-- BEGIN --

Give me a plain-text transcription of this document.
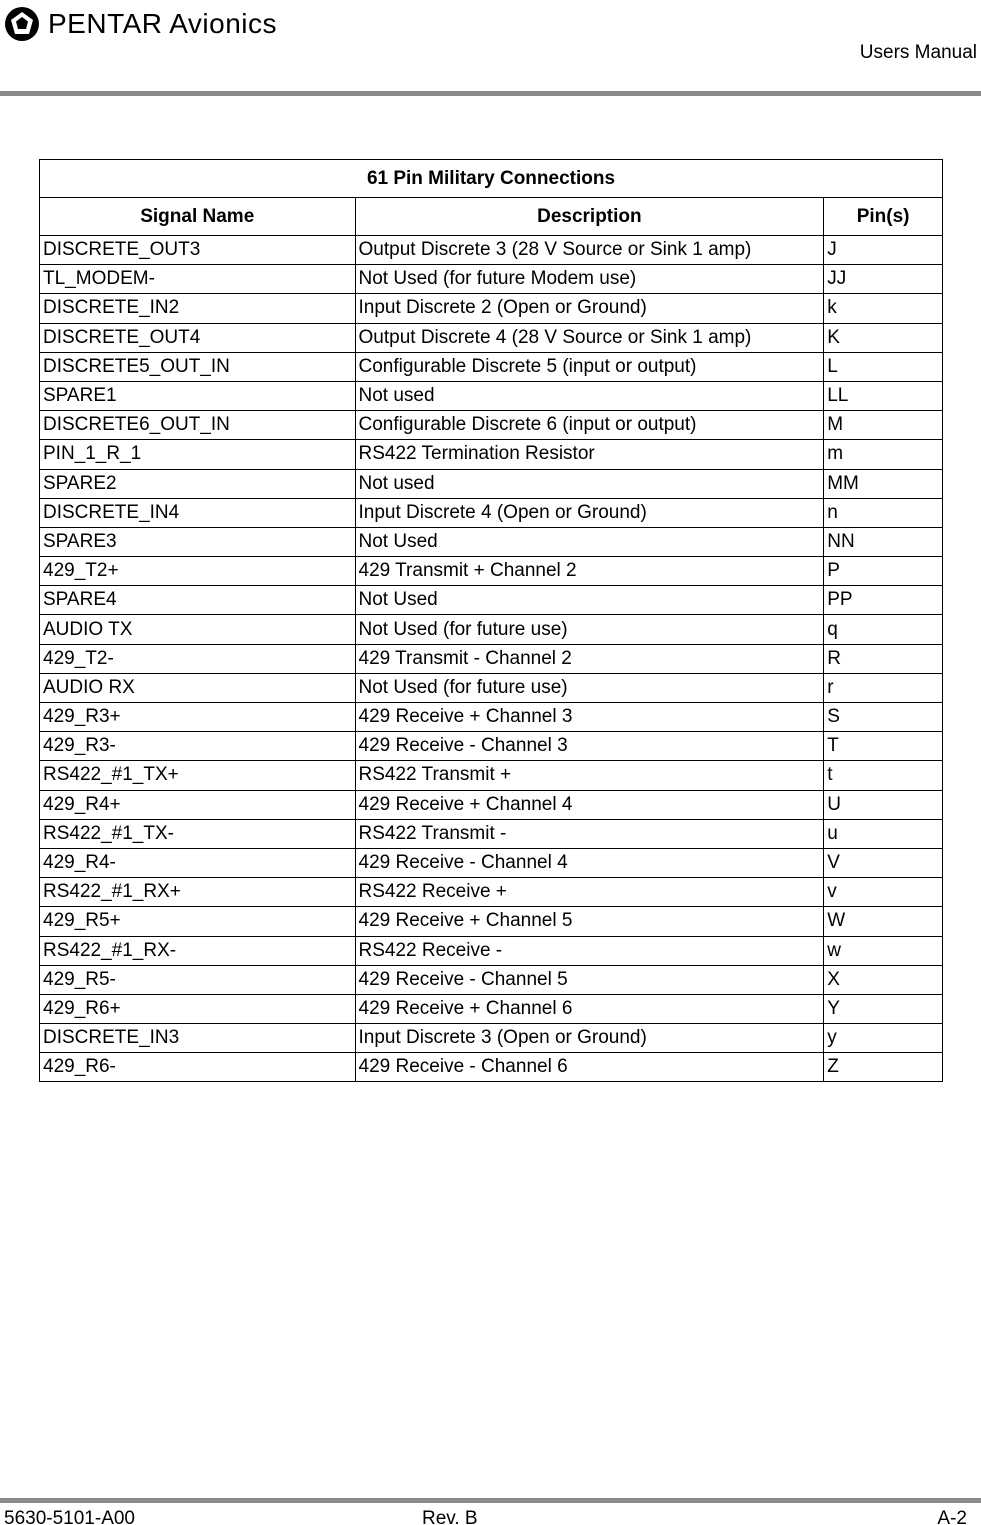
PENTAR Avionics
Users Manual
61 Pin Military Connections		
Signal Name	Description	Pin(s)
DISCRETE_OUT3	Output Discrete 3 (28 V Source or Sink 1 amp)	J
TL_MODEM-	Not Used (for future Modem use)	JJ
DISCRETE_IN2	Input Discrete 2 (Open or Ground)	k
DISCRETE_OUT4	Output Discrete 4 (28 V Source or Sink 1 amp)	K
DISCRETE5_OUT_IN	Configurable Discrete 5 (input or output)	L
SPARE1	Not used	LL
DISCRETE6_OUT_IN	Configurable Discrete 6 (input or output)	M
PIN_1_R_1	RS422 Termination Resistor	m
SPARE2	Not used	MM
DISCRETE_IN4	Input Discrete 4 (Open or Ground)	n
SPARE3	Not Used	NN
429_T2+	429 Transmit + Channel 2	P
SPARE4	Not Used	PP
AUDIO TX	Not Used (for future use)	q
429_T2-	429 Transmit - Channel 2	R
AUDIO RX	Not Used (for future use)	r
429_R3+	429 Receive + Channel 3	S
429_R3-	429 Receive - Channel 3	T
RS422_#1_TX+	RS422 Transmit +	t
429_R4+	429 Receive + Channel 4	U
RS422_#1_TX-	RS422 Transmit -	u
429_R4-	429 Receive - Channel 4	V
RS422_#1_RX+	RS422 Receive +	v
429_R5+	429 Receive + Channel 5	W
RS422_#1_RX-	RS422 Receive -	w
429_R5-	429 Receive - Channel 5	X
429_R6+	429 Receive + Channel 6	Y
DISCRETE_IN3	Input Discrete 3 (Open or Ground)	y
429_R6-	429 Receive - Channel 6	Z
5630-5101-A00	Rev. B	A-2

-- END --

_EXERCISE OBJECTIVE_.
Go through the preceding material and copy each line that has the word "Sink".

_SOLUTION TO THIS PROBLEM_.
DISCRETE_OUT3	Output Discrete 3 (28 V Source or Sink 1 amp)	J
DISCRETE_OUT4	Output Discrete 4 (28 V Source or Sink 1 amp)	K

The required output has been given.